Collected data entries
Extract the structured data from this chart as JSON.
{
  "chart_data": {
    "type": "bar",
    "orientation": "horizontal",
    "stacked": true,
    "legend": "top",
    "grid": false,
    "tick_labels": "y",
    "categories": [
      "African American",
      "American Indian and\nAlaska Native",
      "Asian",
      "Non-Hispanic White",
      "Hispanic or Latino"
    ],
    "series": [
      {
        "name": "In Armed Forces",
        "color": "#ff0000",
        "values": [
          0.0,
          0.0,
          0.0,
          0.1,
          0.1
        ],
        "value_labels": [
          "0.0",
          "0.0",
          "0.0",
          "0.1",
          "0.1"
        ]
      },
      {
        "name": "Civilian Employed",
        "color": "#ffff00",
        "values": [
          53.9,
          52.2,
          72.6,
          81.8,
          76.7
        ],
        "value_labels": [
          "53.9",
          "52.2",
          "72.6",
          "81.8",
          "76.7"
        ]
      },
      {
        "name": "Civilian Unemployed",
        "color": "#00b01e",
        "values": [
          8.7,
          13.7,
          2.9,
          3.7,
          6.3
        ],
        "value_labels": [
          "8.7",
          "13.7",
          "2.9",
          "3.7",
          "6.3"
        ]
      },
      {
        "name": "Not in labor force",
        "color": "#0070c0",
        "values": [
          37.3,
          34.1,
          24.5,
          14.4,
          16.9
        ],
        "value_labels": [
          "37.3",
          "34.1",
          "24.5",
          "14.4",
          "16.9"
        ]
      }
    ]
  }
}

_GIVEN REQUEST:_
Select the lines in this material that hold the word "Hispanic", leaving none out.

_FINISHED TASK:_
      "Non-Hispanic White",
      "Hispanic or Latino"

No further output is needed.